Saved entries
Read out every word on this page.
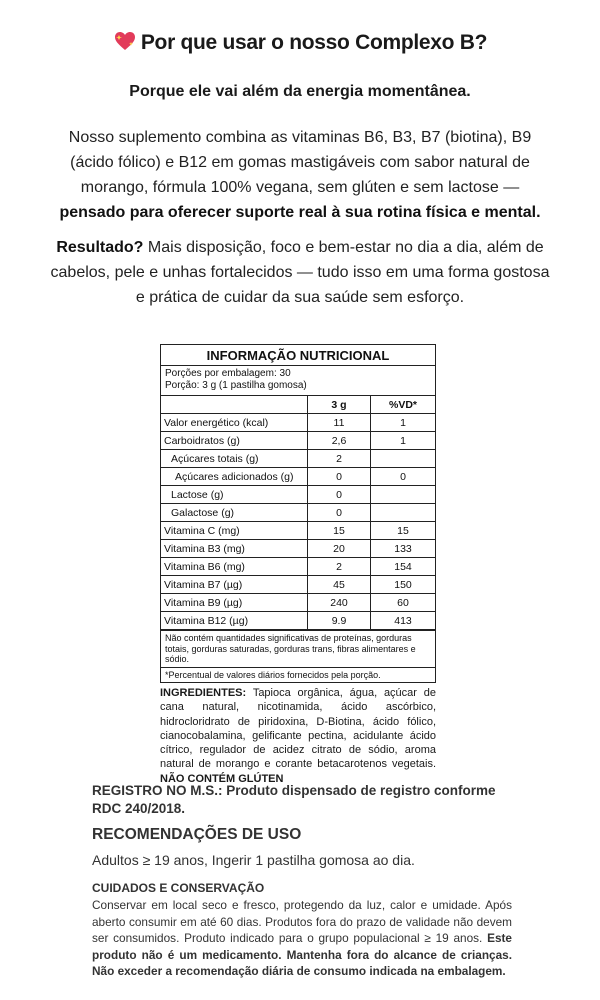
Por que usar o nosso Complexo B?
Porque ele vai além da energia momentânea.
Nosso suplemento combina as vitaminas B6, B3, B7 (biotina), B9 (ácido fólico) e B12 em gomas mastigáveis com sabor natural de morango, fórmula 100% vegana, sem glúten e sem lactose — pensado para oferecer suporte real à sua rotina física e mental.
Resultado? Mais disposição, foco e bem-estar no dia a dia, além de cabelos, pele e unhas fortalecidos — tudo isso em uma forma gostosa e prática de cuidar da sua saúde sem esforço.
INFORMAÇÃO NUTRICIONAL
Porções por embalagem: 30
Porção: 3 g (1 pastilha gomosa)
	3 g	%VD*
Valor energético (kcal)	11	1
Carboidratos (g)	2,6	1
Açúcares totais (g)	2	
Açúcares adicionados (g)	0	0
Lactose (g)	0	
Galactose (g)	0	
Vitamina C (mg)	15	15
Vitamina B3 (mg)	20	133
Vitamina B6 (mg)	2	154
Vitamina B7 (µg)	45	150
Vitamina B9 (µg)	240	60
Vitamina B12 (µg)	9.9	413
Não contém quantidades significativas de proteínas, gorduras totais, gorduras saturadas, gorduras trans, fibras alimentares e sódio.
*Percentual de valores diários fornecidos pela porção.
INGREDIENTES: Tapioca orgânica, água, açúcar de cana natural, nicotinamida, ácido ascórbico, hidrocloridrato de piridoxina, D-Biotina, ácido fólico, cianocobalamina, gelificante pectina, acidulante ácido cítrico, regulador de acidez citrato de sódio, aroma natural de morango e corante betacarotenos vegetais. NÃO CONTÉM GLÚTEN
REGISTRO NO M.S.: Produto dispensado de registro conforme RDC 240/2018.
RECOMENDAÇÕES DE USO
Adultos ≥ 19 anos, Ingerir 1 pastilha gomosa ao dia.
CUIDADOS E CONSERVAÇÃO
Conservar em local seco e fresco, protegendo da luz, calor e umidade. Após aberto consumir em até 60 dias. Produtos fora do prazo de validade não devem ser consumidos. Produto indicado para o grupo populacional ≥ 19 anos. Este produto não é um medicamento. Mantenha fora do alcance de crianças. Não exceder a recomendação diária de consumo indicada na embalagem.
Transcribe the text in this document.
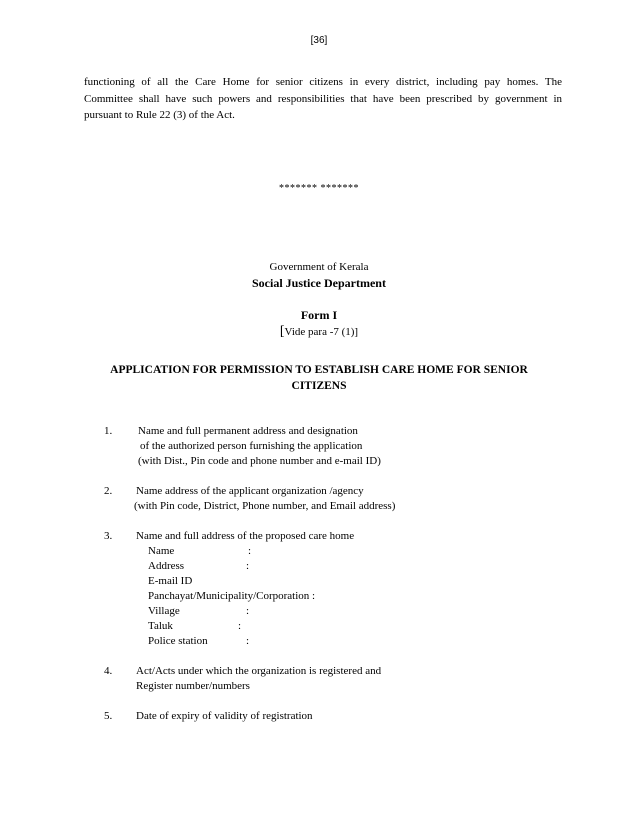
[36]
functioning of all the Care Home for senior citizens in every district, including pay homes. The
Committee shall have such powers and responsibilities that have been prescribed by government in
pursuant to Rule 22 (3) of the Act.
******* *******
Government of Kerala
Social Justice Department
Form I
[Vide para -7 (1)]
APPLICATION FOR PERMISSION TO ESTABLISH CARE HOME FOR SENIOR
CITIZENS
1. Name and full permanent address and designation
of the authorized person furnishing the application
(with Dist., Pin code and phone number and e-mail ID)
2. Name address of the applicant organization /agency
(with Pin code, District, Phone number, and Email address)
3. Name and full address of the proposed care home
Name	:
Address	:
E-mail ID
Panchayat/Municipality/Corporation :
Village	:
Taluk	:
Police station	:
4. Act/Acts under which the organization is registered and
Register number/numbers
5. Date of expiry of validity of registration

- Written problem: From the entries above, pull out each line that includes "number".

- Answer to this task:
(with Dist., Pin code and phone number and e-mail ID)
(with Pin code, District, Phone number, and Email address)
Register number/numbers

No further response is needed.